» **THE TASK**
Assemble all lines in which the string "document" appears.

(begin)

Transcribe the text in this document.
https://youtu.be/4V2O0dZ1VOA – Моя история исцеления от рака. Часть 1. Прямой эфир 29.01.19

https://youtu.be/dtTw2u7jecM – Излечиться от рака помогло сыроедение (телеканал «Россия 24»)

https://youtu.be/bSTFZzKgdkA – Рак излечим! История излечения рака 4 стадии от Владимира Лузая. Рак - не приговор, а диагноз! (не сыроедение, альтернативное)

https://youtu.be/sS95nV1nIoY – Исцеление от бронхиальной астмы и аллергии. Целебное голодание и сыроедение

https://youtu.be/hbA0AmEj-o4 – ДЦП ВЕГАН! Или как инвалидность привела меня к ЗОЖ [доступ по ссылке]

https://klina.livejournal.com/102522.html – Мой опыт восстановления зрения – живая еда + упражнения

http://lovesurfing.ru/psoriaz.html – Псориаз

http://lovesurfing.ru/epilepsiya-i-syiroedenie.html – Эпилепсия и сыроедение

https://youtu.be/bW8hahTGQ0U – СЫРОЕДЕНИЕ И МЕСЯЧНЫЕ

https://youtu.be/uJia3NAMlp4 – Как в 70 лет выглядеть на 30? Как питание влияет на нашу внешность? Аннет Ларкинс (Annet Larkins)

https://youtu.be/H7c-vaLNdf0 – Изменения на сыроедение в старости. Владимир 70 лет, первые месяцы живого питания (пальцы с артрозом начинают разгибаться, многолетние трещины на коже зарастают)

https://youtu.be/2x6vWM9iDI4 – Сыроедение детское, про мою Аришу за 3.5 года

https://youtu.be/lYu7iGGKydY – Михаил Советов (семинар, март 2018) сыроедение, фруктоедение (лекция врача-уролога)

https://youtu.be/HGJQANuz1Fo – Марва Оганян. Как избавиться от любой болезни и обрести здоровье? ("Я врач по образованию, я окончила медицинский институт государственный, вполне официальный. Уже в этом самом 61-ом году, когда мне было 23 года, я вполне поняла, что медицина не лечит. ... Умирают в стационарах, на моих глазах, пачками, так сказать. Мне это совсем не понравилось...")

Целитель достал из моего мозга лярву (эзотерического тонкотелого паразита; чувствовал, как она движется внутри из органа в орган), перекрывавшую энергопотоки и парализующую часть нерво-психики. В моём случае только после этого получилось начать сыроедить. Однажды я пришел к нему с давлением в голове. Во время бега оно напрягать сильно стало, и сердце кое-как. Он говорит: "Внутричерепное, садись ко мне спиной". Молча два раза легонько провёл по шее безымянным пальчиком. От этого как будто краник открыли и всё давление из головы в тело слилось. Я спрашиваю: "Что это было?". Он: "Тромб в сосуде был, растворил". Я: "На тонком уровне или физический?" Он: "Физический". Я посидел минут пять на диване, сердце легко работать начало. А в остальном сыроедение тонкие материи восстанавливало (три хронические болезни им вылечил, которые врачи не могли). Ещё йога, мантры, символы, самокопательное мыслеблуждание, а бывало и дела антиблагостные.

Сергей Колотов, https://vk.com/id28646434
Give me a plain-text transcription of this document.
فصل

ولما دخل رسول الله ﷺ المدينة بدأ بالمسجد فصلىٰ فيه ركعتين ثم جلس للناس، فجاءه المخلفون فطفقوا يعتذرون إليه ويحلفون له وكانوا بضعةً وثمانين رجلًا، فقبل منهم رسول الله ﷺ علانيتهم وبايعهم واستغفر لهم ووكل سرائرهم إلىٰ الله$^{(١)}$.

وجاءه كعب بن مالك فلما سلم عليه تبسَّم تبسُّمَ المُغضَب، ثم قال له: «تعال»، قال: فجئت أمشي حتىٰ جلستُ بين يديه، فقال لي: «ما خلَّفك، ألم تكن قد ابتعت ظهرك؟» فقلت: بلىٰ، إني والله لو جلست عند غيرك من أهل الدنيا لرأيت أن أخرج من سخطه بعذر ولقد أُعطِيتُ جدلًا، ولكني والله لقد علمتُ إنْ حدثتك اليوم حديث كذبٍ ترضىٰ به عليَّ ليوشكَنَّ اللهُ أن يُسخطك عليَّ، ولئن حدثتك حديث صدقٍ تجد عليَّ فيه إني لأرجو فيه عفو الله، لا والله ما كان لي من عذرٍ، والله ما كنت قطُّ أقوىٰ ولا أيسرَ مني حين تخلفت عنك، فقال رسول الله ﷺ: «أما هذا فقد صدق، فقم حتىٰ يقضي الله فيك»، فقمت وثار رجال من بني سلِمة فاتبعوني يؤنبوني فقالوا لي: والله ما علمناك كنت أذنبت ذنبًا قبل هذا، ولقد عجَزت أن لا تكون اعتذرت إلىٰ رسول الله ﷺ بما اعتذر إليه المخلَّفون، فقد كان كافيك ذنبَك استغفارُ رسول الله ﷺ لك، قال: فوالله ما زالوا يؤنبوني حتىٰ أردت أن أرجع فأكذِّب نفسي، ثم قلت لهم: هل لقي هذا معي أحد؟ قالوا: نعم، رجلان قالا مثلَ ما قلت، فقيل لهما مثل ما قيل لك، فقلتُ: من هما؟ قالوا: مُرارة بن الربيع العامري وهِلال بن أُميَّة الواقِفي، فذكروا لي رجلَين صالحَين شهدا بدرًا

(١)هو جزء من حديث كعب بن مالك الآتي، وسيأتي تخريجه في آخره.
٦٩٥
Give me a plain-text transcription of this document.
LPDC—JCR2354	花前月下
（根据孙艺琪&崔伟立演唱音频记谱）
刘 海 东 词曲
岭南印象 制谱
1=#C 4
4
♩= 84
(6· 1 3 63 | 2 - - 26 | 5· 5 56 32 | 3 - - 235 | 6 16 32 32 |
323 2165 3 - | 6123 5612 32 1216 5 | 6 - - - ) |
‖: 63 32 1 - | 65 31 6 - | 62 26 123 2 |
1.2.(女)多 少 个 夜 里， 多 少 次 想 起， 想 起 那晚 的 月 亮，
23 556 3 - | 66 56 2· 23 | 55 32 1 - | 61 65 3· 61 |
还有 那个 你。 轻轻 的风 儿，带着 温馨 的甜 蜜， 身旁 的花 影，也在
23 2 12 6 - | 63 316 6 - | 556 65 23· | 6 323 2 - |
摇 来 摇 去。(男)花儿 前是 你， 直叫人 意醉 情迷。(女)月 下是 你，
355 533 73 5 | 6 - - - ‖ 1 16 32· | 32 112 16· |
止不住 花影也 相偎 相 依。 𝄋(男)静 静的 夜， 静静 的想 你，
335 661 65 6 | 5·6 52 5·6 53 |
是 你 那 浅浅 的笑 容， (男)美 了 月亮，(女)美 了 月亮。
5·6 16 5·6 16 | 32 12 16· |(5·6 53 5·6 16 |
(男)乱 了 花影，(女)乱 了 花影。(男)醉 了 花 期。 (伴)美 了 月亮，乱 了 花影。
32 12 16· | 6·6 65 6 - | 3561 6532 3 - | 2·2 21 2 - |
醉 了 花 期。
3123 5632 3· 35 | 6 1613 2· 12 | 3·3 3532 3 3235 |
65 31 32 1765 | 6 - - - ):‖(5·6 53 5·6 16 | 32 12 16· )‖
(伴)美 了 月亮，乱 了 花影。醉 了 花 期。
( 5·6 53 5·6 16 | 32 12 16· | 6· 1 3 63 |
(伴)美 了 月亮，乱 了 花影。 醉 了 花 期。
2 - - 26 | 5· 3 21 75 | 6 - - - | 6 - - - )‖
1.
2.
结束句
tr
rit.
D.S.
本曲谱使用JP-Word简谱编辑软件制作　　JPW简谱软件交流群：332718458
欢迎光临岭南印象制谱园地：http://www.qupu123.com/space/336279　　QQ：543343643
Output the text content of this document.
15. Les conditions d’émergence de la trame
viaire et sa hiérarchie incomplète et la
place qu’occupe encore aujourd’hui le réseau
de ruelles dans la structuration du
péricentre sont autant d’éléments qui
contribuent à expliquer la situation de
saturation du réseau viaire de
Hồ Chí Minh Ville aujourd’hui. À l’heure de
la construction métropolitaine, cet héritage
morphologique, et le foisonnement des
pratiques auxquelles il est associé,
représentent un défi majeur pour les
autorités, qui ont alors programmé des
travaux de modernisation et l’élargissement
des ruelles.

(end)

» **RESULT OF THIS TASK**
Transcribe the text in this document.
Give me a plain-text transcription of this document.
Give me a plain-text transcription of this document.
Output the text content of this document.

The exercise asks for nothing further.